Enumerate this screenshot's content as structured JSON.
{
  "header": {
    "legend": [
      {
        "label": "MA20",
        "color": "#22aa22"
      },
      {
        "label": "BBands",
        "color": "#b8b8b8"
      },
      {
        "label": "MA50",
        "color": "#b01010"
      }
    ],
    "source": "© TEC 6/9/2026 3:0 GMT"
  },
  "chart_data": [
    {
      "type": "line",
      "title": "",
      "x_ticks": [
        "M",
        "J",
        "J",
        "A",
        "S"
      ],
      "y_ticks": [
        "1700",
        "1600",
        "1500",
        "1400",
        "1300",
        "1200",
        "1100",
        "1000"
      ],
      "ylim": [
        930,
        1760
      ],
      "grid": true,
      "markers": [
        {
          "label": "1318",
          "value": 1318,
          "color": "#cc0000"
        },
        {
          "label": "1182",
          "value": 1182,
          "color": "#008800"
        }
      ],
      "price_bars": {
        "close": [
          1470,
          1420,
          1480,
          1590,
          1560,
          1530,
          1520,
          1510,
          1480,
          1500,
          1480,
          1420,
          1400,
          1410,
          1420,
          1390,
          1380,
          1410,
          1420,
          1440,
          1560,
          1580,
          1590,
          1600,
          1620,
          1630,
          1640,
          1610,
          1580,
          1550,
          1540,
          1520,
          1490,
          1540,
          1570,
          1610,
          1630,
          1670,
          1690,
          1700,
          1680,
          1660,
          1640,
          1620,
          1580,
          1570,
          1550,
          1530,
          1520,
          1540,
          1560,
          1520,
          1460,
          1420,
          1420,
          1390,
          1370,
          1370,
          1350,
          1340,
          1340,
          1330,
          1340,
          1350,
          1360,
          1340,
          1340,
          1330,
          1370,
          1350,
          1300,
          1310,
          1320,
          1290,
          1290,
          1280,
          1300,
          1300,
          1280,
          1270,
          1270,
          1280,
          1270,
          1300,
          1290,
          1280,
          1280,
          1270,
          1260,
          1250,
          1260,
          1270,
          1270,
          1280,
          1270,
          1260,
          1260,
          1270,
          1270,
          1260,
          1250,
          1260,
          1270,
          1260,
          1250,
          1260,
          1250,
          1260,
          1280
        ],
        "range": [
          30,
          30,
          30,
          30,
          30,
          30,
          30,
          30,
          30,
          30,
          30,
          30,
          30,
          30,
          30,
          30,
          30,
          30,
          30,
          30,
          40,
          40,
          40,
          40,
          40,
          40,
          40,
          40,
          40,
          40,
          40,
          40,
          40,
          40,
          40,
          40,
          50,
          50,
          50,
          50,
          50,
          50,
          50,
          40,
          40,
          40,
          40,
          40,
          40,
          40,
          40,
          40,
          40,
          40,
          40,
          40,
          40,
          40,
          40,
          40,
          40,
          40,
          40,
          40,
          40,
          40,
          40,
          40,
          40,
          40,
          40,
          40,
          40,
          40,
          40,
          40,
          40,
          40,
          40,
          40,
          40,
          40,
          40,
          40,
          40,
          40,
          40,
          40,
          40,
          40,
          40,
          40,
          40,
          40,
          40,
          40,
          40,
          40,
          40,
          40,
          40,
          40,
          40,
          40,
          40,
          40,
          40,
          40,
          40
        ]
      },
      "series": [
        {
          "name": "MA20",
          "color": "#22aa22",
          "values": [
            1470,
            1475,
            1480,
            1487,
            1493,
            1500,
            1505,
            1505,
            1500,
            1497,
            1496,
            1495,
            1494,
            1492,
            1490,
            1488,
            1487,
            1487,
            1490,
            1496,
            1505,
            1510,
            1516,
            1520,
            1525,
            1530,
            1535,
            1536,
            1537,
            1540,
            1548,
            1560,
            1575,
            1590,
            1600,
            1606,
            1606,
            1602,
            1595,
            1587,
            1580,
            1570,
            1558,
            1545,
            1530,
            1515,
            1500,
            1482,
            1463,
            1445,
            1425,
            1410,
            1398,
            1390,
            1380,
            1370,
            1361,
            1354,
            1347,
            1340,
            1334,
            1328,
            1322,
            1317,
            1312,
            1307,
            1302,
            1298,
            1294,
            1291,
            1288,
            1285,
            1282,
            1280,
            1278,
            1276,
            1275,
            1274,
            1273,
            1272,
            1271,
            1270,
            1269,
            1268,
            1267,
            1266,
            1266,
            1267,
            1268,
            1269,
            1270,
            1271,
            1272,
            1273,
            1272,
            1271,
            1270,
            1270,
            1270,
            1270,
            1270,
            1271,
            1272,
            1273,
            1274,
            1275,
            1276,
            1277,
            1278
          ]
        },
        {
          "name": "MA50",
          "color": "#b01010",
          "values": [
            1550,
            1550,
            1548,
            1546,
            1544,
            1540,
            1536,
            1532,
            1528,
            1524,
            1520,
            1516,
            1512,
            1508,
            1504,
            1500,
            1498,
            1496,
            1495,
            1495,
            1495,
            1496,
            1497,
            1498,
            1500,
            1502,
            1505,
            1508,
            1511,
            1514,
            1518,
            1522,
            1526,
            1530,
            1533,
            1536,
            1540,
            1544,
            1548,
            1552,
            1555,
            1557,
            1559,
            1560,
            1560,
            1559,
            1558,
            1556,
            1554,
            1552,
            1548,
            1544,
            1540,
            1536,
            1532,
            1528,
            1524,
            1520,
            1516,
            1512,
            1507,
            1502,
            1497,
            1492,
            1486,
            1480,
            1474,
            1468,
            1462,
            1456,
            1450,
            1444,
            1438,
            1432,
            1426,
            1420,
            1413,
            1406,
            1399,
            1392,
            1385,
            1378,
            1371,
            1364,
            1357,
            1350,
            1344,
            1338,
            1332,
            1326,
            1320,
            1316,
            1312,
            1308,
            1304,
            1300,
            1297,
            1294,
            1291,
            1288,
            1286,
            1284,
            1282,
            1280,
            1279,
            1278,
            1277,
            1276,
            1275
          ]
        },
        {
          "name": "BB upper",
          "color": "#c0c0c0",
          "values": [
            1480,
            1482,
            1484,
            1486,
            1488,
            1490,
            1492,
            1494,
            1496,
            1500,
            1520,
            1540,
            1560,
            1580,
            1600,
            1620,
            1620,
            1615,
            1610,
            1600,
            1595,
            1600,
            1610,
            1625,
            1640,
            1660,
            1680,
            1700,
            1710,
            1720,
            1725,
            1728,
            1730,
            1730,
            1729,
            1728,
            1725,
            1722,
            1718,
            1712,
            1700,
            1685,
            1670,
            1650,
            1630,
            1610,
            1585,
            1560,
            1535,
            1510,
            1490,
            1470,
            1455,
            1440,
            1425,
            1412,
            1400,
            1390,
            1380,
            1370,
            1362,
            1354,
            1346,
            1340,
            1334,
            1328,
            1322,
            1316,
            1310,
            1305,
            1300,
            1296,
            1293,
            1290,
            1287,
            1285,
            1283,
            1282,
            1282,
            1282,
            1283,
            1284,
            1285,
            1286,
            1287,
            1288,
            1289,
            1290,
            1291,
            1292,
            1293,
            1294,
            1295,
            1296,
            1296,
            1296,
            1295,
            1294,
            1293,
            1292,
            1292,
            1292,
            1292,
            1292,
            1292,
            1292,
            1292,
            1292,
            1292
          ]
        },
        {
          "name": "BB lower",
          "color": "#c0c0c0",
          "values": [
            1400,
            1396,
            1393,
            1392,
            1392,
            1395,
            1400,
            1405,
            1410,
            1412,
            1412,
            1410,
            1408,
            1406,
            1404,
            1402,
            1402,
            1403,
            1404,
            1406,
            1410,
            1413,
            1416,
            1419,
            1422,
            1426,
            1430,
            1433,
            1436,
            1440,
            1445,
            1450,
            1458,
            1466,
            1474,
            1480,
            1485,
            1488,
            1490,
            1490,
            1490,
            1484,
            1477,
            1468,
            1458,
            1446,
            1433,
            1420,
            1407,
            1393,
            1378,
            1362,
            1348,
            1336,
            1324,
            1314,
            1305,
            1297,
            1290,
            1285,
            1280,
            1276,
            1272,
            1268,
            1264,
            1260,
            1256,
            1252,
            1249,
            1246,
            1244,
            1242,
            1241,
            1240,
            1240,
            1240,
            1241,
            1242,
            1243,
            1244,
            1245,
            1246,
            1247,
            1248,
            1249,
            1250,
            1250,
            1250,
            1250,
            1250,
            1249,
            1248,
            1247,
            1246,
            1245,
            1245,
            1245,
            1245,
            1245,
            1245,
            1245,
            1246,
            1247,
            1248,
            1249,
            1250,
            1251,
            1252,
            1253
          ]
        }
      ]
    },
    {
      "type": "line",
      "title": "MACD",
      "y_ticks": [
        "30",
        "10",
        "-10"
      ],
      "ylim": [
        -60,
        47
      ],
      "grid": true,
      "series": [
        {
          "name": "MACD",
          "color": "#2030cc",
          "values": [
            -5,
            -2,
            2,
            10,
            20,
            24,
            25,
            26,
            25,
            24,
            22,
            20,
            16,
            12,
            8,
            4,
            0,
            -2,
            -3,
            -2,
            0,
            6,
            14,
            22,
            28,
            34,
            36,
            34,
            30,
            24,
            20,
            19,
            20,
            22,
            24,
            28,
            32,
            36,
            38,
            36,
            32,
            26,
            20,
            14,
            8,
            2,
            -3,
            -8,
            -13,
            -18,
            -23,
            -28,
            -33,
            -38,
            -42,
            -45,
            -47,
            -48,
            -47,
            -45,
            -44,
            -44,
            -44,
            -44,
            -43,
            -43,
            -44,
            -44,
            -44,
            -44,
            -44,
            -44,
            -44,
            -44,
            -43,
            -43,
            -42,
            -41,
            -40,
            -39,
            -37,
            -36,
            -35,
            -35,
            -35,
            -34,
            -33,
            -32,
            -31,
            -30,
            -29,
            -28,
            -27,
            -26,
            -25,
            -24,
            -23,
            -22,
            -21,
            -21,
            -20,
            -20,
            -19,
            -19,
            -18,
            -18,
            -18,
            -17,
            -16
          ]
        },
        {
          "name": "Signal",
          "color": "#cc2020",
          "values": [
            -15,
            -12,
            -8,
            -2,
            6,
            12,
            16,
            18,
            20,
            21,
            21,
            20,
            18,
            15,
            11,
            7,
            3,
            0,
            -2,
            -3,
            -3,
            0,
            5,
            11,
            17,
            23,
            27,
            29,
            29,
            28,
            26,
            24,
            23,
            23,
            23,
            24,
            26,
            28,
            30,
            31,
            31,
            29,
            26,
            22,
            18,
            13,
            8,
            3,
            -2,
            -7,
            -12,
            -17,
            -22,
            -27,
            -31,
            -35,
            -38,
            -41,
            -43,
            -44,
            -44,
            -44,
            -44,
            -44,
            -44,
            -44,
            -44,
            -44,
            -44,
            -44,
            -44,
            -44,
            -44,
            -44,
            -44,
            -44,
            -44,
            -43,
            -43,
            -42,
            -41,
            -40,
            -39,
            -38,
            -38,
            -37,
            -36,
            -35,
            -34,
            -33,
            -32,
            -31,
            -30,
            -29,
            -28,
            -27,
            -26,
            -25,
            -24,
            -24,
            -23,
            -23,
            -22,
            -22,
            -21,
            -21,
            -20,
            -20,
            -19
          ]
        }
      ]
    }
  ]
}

══════

§ Your task: Scan the lines for the string "name". Copy out each line that matches.

§ Output for this task:
          "name": "MA20",
          "name": "MA50",
          "name": "BB upper",
          "name": "BB lower",
          "name": "MACD",
          "name": "Signal",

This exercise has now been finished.